* Raw data *

+---+

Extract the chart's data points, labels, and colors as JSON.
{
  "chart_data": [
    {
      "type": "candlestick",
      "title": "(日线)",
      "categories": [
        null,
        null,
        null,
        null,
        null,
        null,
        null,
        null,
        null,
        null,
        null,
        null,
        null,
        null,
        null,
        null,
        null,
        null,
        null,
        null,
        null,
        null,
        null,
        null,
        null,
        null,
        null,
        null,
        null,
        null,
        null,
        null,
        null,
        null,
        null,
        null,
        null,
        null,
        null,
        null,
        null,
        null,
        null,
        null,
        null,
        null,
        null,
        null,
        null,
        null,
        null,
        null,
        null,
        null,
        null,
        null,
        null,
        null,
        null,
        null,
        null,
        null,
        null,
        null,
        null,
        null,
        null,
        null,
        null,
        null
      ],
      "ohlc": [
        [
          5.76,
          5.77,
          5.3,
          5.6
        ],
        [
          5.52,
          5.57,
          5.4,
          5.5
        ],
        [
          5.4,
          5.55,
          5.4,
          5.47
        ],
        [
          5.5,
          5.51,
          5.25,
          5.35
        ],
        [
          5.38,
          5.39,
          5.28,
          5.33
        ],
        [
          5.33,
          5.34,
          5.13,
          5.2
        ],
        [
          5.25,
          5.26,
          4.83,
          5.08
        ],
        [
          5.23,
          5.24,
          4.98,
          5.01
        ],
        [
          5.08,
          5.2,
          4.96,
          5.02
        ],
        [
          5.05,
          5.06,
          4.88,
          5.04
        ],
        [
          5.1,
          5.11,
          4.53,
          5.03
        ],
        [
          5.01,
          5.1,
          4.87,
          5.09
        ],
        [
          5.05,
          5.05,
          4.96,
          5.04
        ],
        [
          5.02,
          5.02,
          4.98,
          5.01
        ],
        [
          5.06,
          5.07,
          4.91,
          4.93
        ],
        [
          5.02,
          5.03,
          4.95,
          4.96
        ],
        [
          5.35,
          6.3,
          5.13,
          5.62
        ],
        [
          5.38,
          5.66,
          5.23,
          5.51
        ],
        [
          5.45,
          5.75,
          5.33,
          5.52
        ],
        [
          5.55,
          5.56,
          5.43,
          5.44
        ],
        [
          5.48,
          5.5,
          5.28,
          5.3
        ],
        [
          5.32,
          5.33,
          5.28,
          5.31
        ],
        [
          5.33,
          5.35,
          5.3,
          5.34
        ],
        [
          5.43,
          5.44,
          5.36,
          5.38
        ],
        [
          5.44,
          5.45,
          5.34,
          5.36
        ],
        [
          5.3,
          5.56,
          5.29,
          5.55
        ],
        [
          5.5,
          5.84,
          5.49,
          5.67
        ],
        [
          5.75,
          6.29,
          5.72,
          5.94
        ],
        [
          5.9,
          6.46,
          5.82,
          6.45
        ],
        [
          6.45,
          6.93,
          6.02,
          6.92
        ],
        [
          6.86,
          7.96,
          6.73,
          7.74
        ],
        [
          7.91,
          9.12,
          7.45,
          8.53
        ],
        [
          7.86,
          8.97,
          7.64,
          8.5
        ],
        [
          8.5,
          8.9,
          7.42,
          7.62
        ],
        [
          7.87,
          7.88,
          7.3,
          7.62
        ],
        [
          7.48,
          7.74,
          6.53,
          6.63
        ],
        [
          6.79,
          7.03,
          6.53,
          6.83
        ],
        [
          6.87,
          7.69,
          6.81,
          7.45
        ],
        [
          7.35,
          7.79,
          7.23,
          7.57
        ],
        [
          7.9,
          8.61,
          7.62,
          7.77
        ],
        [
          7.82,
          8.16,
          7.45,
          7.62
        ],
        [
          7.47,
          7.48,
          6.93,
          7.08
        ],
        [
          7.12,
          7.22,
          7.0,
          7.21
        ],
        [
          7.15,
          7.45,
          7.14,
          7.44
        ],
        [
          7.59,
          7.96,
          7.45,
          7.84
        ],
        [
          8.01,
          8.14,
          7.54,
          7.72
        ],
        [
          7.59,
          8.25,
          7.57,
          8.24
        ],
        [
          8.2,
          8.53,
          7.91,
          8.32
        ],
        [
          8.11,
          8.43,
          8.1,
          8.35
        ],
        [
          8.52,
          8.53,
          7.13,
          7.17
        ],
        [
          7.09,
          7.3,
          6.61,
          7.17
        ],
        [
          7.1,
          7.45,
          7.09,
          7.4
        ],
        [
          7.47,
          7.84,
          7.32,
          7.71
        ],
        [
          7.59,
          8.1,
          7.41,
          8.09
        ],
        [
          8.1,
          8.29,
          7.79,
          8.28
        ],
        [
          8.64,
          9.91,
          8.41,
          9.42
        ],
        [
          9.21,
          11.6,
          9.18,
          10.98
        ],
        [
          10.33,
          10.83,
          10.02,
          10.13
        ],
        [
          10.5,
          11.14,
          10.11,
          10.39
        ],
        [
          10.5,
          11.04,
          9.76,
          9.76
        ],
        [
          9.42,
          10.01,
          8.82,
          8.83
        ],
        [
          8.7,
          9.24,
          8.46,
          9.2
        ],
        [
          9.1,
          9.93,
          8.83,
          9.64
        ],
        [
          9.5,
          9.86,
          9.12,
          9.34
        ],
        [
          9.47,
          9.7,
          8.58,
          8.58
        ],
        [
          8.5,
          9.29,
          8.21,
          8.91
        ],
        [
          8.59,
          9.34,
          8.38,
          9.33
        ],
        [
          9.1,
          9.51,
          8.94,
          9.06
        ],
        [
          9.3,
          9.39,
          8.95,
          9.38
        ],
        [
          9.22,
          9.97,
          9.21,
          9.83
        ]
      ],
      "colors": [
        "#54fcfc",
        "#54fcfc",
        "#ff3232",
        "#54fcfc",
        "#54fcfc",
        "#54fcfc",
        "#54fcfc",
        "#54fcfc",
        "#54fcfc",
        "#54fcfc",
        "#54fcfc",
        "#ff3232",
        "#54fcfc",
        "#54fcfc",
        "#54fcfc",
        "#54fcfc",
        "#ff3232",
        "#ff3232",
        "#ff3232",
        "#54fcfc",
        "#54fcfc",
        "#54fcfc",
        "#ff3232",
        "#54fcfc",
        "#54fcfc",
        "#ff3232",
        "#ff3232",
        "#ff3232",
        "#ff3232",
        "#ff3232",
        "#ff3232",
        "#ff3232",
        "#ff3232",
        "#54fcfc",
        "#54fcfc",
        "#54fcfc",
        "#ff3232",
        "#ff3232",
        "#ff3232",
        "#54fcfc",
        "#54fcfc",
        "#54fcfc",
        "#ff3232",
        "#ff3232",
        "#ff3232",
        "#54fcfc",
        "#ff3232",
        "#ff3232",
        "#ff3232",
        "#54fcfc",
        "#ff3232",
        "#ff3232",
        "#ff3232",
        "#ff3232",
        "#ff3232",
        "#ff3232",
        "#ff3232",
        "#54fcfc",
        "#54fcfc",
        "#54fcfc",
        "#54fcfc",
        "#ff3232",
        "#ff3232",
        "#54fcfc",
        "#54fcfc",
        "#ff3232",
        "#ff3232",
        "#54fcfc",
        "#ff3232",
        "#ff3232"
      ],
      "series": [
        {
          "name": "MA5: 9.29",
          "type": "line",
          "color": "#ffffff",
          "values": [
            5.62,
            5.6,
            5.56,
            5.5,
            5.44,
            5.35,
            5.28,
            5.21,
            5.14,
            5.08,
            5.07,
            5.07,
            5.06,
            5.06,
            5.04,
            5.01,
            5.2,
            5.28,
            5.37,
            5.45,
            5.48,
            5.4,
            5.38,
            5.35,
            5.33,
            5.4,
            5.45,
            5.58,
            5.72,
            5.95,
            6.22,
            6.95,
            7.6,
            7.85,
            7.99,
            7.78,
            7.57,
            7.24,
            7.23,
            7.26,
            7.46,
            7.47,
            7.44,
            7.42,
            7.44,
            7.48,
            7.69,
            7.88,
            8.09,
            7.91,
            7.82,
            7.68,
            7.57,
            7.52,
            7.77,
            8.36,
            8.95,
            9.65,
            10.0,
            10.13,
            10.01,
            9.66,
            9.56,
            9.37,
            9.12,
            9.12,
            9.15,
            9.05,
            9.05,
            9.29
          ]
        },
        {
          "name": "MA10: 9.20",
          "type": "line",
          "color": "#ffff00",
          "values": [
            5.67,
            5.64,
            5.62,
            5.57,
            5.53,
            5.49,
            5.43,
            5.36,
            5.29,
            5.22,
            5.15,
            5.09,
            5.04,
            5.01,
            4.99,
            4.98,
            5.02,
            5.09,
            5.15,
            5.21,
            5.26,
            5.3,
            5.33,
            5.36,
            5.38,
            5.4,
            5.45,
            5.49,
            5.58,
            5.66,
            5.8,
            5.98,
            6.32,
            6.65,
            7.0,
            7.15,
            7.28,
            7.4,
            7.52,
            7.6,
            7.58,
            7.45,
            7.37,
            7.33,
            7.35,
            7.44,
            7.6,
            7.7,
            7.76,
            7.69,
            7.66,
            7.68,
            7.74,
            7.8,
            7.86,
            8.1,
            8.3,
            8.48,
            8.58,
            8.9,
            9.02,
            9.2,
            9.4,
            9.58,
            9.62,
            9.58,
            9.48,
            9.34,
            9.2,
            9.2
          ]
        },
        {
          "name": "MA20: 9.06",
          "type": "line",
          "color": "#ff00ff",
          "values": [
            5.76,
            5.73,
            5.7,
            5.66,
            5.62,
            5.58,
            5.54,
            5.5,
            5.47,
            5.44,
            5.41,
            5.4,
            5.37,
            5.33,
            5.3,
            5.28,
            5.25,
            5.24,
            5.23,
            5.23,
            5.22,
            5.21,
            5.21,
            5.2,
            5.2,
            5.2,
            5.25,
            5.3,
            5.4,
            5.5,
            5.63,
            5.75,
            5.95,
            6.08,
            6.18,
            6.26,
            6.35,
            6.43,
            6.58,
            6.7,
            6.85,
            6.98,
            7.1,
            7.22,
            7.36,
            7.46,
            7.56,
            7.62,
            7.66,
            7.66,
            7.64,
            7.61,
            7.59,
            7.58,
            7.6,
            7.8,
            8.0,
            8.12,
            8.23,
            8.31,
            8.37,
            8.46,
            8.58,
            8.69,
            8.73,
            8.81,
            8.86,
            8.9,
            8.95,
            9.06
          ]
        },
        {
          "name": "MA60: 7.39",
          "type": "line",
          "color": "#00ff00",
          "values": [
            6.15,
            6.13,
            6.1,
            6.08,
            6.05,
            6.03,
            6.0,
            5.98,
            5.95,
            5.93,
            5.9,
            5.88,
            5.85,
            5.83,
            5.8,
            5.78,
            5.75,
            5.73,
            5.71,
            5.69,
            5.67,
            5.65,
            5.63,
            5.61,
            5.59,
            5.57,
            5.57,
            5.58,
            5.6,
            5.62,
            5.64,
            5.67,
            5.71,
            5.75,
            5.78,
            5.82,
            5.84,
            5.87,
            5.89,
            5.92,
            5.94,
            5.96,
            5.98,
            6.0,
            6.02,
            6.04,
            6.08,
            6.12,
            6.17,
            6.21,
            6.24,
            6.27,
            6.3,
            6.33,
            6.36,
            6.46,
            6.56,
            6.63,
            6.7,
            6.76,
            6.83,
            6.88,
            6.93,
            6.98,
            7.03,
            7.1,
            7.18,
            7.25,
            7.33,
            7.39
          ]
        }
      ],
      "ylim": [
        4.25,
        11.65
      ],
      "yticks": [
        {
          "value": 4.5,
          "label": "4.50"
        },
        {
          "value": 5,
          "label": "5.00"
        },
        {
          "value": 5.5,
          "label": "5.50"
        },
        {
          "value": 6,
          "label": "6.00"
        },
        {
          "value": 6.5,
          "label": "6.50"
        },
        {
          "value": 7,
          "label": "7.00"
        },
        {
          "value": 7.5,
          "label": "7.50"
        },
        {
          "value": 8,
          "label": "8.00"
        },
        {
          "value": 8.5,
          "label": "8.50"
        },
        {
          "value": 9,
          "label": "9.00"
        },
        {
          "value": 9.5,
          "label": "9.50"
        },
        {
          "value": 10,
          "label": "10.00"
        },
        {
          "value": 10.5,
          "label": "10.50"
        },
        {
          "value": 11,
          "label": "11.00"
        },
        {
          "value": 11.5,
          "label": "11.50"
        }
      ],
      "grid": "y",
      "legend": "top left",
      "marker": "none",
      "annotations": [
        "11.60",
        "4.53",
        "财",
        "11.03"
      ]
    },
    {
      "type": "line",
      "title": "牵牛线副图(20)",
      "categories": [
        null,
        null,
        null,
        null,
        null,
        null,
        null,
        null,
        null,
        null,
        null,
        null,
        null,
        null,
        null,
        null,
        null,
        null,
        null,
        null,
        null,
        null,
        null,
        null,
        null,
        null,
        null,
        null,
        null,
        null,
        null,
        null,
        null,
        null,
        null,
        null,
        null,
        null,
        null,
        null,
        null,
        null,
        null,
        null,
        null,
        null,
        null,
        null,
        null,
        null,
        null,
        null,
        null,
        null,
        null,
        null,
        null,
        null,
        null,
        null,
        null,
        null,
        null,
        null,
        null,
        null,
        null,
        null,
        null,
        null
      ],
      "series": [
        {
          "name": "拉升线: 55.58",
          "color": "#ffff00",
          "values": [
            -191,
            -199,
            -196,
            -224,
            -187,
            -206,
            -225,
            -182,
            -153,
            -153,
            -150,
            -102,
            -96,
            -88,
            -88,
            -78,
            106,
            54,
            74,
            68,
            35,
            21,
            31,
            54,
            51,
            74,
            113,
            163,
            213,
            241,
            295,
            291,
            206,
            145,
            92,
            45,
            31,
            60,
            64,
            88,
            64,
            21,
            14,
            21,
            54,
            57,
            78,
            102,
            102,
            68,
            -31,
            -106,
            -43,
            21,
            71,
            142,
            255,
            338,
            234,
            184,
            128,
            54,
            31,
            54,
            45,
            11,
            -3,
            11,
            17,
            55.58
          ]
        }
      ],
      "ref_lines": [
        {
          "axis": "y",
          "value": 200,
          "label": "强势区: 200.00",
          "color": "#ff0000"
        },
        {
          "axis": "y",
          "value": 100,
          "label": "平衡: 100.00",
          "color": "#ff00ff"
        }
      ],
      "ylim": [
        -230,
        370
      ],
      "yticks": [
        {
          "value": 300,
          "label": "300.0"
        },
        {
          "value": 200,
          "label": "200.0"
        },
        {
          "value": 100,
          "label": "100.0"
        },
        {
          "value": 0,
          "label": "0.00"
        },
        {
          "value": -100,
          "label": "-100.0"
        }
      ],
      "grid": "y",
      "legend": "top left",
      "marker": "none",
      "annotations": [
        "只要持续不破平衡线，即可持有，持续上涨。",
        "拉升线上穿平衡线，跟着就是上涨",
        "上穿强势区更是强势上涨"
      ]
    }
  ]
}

+---+

Whenever "colors" turns up in a line, pick that line out.

Extract the chart's data points, labels, and colors as JSON.
      "colors": [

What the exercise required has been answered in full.